阅读摘录
****
最近一直在研究presto接口hive和mysql的一些使用和功能,因此,我在想是否能将数据实时的写入到hive呢,刚好公司项目有需求数据实时写入到hive中,对此,我特定实现了一下。
pom文件
spark-streaming-kafka-0-10_2.112.1.0
spark-core_2.11
spark-sql_2.11
scala-library
采用的是scala2.11.8
实现逻辑:
实时的获取kafka中的数据,然后保存偏移量,实时的写入到hive中
实现过程如下:
以下代码是针对topic的分区只有一个的情况下:
object FamilyBandService {
val logger = LoggerFactory.getLogger(this.getClass)
def main(args: Array[String]): Unit = {
val conf =new SparkConf().setAppName(s”${this.getClass.getSimpleName}”).setMaster(“local[*]”)
conf.set(“spark.defalut.parallelism”,”500″)
//每秒钟每个分区kafka拉取消息的速率
.set(“spark.streaming.kafka.maxRatePerPartition”,”500″)
// 序列化
.set(“spark.serilizer”,”org.apache.spark.serializer.KryoSerializer”)
// 建议开启rdd的压缩
.set(“spark.rdd.compress”,”true”)
val sc =new SparkContext(conf)
****
(数据条目)
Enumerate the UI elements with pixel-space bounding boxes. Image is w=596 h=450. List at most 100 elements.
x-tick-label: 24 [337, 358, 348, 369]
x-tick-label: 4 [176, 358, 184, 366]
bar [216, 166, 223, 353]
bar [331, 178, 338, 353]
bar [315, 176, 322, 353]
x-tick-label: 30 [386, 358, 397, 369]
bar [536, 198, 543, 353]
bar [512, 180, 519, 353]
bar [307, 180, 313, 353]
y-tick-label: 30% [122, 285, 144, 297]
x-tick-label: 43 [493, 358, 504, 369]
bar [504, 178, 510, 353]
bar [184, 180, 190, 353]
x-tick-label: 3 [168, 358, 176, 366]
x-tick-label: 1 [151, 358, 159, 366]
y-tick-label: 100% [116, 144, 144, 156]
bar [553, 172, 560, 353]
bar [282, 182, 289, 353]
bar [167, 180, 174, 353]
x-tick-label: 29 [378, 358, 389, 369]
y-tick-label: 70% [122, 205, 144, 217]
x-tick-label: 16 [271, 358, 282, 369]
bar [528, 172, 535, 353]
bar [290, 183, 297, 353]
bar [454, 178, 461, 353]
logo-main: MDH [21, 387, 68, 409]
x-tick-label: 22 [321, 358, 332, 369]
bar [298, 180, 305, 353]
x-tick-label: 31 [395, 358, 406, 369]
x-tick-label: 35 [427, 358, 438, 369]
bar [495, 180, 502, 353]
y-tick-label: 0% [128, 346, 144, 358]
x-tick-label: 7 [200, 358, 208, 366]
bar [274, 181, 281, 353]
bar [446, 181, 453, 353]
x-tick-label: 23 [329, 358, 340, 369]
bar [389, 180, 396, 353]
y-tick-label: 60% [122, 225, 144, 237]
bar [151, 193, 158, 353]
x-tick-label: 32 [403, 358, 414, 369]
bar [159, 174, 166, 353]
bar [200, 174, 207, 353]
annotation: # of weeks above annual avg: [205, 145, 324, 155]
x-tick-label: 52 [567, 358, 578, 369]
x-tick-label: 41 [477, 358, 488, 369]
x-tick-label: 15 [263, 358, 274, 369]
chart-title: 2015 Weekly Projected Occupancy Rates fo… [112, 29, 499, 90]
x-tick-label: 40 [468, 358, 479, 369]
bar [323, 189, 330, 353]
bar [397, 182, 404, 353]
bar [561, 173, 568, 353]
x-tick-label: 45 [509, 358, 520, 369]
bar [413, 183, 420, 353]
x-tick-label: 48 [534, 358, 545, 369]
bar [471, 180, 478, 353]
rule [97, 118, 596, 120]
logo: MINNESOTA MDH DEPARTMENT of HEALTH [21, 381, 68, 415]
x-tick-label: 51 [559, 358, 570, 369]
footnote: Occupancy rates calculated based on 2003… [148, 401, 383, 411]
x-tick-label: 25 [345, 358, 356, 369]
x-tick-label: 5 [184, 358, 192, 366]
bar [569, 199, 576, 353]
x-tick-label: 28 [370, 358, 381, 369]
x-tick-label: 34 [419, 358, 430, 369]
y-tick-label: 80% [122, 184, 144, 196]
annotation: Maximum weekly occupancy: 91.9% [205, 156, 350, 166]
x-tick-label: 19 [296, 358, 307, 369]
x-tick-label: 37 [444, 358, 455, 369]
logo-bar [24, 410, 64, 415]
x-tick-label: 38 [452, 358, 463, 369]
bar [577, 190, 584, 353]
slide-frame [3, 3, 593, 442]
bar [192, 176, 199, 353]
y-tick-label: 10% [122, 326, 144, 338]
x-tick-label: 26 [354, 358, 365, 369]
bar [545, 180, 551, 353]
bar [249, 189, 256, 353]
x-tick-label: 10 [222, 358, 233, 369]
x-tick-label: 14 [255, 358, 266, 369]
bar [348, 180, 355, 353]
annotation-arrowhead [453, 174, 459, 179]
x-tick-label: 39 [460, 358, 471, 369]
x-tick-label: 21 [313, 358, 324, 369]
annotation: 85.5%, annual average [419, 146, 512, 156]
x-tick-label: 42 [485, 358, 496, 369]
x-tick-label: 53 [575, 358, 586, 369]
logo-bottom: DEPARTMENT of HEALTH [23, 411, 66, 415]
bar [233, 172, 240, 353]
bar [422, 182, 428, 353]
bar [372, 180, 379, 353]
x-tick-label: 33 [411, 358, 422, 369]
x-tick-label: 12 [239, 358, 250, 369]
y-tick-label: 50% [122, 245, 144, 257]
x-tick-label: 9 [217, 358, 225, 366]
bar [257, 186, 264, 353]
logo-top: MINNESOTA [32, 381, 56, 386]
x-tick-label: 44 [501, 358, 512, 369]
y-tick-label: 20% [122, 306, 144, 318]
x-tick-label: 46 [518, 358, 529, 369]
****
挑战任务 1
阅读摘录中采用的是哪个版本的Scala？
挑战任务 2
把数据行中从第一行到包含“x-tick-label: 7 [200, 358, 208, 366]”的那一行（两端都算在内）列成编号列表，空行略去。

书面回答 1
采用的是Scala 2.11.8。

书面回答 2
1. Enumerate the UI elements with pixel-space bounding boxes. Image is w=596 h=450. List at most 100 elements.
2. x-tick-label: 24 [337, 358, 348, 369]
3. x-tick-label: 4 [176, 358, 184, 366]
4. bar [216, 166, 223, 353]
5. bar [331, 178, 338, 353]
6. bar [315, 176, 322, 353]
7. x-tick-label: 30 [386, 358, 397, 369]
8. bar [536, 198, 543, 353]
9. bar [512, 180, 519, 353]
10. bar [307, 180, 313, 353]
11. y-tick-label: 30% [122, 285, 144, 297]
12. x-tick-label: 43 [493, 358, 504, 369]
13. bar [504, 178, 510, 353]
14. bar [184, 180, 190, 353]
15. x-tick-label: 3 [168, 358, 176, 366]
16. x-tick-label: 1 [151, 358, 159, 366]
17. y-tick-label: 100% [116, 144, 144, 156]
18. bar [553, 172, 560, 353]
19. bar [282, 182, 289, 353]
20. bar [167, 180, 174, 353]
21. x-tick-label: 29 [378, 358, 389, 369]
22. y-tick-label: 70% [122, 205, 144, 217]
23. x-tick-label: 16 [271, 358, 282, 369]
24. bar [528, 172, 535, 353]
25. bar [290, 183, 297, 353]
26. bar [454, 178, 461, 353]
27. logo-main: MDH [21, 387, 68, 409]
28. x-tick-label: 22 [321, 358, 332, 369]
29. bar [298, 180, 305, 353]
30. x-tick-label: 31 [395, 358, 406, 369]
31. x-tick-label: 35 [427, 358, 438, 369]
32. bar [495, 180, 502, 353]
33. y-tick-label: 0% [128, 346, 144, 358]
34. x-tick-label: 7 [200, 358, 208, 366]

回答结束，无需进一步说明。